═════ Extracted entries ═════
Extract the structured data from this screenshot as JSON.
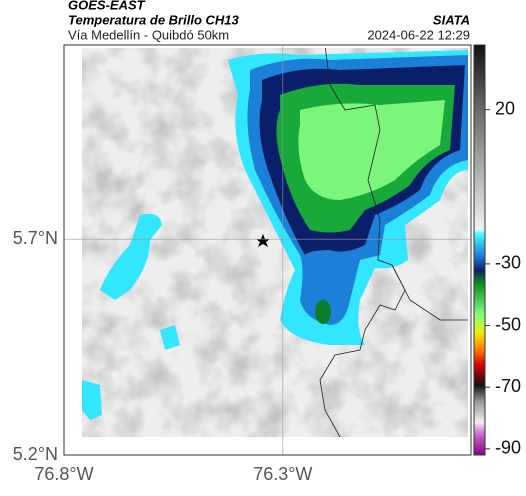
{
  "header": {
    "satellite": "GOES-EAST",
    "product": "Temperatura de Brillo CH13",
    "region": "Vía Medellín - Quibdó 50km",
    "agency": "SIATA",
    "datetime": "2024-06-22 12:29"
  },
  "map": {
    "xlim": [
      -76.8,
      -75.87
    ],
    "ylim": [
      5.2,
      6.15
    ],
    "xticks": [
      {
        "value": -76.8,
        "label": "76.8°W"
      },
      {
        "value": -76.3,
        "label": "76.3°W"
      }
    ],
    "yticks": [
      {
        "value": 5.2,
        "label": "5.2°N"
      },
      {
        "value": 5.7,
        "label": "5.7°N"
      }
    ],
    "grid": true
  },
  "colorbar": {
    "lim": [
      -92,
      41
    ],
    "ticks": [
      20,
      -30,
      -50,
      -70,
      -90
    ]
  }
}
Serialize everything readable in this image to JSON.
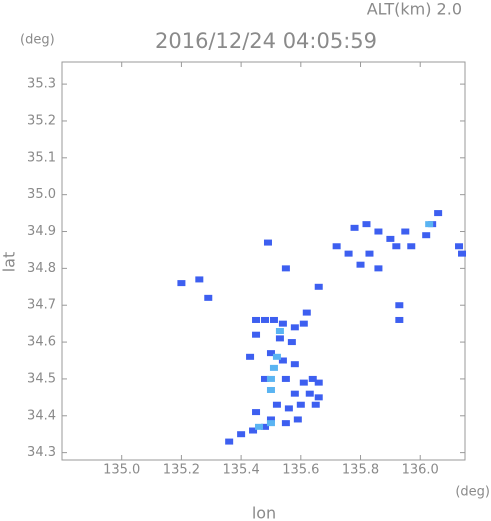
{
  "chart_data": {
    "type": "scatter",
    "title": "2016/12/24 04:05:59",
    "subtitle": "ALT(km) 2.0",
    "x_label": "lon",
    "y_label": "lat",
    "x_unit": "(deg)",
    "y_unit": "(deg)",
    "xlim": [
      134.8,
      136.15
    ],
    "ylim": [
      34.28,
      35.36
    ],
    "xticks": [
      {
        "value": 135,
        "label": "135.0"
      },
      135.2,
      135.4,
      135.6,
      135.8,
      {
        "value": 136,
        "label": "136.0"
      }
    ],
    "yticks": [
      34.3,
      34.4,
      34.5,
      34.6,
      34.7,
      34.8,
      34.9,
      {
        "value": 35,
        "label": "35.0"
      },
      35.1,
      35.2,
      35.3
    ],
    "series": [
      {
        "color": "#3d5ff0",
        "x": [
          135.45,
          135.48,
          135.51,
          135.54,
          135.58,
          135.61,
          135.62,
          135.45,
          135.53,
          135.57,
          135.43,
          135.5,
          135.54,
          135.58,
          135.48,
          135.55,
          135.61,
          135.64,
          135.66,
          135.63,
          135.66,
          135.58,
          135.52,
          135.56,
          135.6,
          135.65,
          135.45,
          135.5,
          135.55,
          135.59,
          135.4,
          135.44,
          135.48,
          135.36,
          135.2,
          135.26,
          135.29,
          135.55,
          135.49,
          135.66,
          135.76,
          135.8,
          135.83,
          135.86,
          135.78,
          135.82,
          135.86,
          135.9,
          135.92,
          135.95,
          135.97,
          136.02,
          136.04,
          136.13,
          136.14,
          135.93,
          135.93,
          135.72,
          136.06
        ],
        "values": [
          34.66,
          34.66,
          34.66,
          34.65,
          34.64,
          34.65,
          34.68,
          34.62,
          34.61,
          34.6,
          34.56,
          34.57,
          34.55,
          34.54,
          34.5,
          34.5,
          34.49,
          34.5,
          34.49,
          34.46,
          34.45,
          34.46,
          34.43,
          34.42,
          34.43,
          34.43,
          34.41,
          34.39,
          34.38,
          34.39,
          34.35,
          34.36,
          34.37,
          34.33,
          34.76,
          34.77,
          34.72,
          34.8,
          34.87,
          34.75,
          34.84,
          34.81,
          34.84,
          34.8,
          34.91,
          34.92,
          34.9,
          34.88,
          34.86,
          34.9,
          34.86,
          34.89,
          34.92,
          34.86,
          34.84,
          34.66,
          34.7,
          34.86,
          34.95
        ]
      },
      {
        "color": "#5ab4f2",
        "x": [
          135.5,
          135.51,
          135.5,
          135.52,
          135.46,
          135.5,
          136.03,
          135.53
        ],
        "values": [
          34.5,
          34.53,
          34.47,
          34.56,
          34.37,
          34.38,
          34.92,
          34.63
        ]
      }
    ]
  }
}
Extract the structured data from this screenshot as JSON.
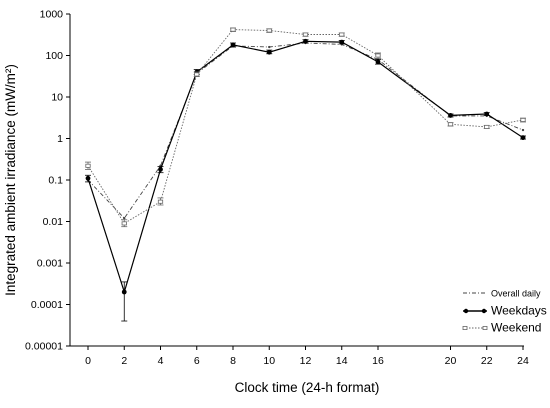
{
  "chart_data": {
    "type": "line",
    "xlabel": "Clock time (24-h format)",
    "ylabel": "Integrated ambient irradiance (mW/m²)",
    "y_scale": "log",
    "ylim": [
      1e-05,
      1000
    ],
    "xlim": [
      0,
      24
    ],
    "grid": false,
    "legend_position": "bottom-right",
    "x_ticks": [
      0,
      2,
      4,
      6,
      8,
      10,
      12,
      14,
      16,
      20,
      22,
      24
    ],
    "y_ticks": [
      1e-05,
      0.0001,
      0.001,
      0.01,
      0.1,
      1,
      10,
      100,
      1000
    ],
    "y_tick_labels": [
      "0.00001",
      "0.0001",
      "0.001",
      "0.01",
      "0.1",
      "1",
      "10",
      "100",
      "1000"
    ],
    "series": [
      {
        "name": "Overall daily",
        "style": "dash-dot",
        "color": "#444444",
        "x": [
          0,
          2,
          4,
          6,
          8,
          10,
          12,
          14,
          16,
          20,
          22,
          24
        ],
        "y": [
          0.1,
          0.012,
          0.22,
          37,
          170,
          160,
          200,
          185,
          80,
          3.5,
          3.5,
          1.6
        ]
      },
      {
        "name": "Weekdays",
        "style": "solid",
        "color": "#000000",
        "x": [
          0,
          2,
          4,
          6,
          8,
          10,
          12,
          14,
          16,
          20,
          22,
          24
        ],
        "y": [
          0.11,
          0.0002,
          0.18,
          40,
          180,
          120,
          220,
          210,
          70,
          3.6,
          3.9,
          1.05
        ],
        "err_low": [
          0.09,
          4e-05,
          0.15,
          35,
          160,
          110,
          200,
          190,
          62,
          3.3,
          3.6,
          0.97
        ],
        "err_high": [
          0.13,
          0.00035,
          0.21,
          46,
          200,
          135,
          240,
          230,
          80,
          3.9,
          4.2,
          1.15
        ]
      },
      {
        "name": "Weekend",
        "style": "dotted",
        "color": "#666666",
        "x": [
          0,
          2,
          4,
          6,
          8,
          10,
          12,
          14,
          16,
          20,
          22,
          24
        ],
        "y": [
          0.22,
          0.009,
          0.03,
          35,
          420,
          400,
          320,
          320,
          100,
          2.2,
          1.9,
          2.8
        ],
        "err_low": [
          0.18,
          0.0075,
          0.025,
          31,
          380,
          360,
          290,
          290,
          85,
          2.0,
          1.75,
          2.5
        ],
        "err_high": [
          0.27,
          0.011,
          0.037,
          40,
          460,
          440,
          350,
          350,
          115,
          2.4,
          2.05,
          3.1
        ]
      }
    ]
  }
}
═════
● **Stated goal**: Where does the word "style" appear? Return each line that holds it.

● **Correct result**:
        "style": "dash-dot",
        "style": "solid",
        "style": "dotted",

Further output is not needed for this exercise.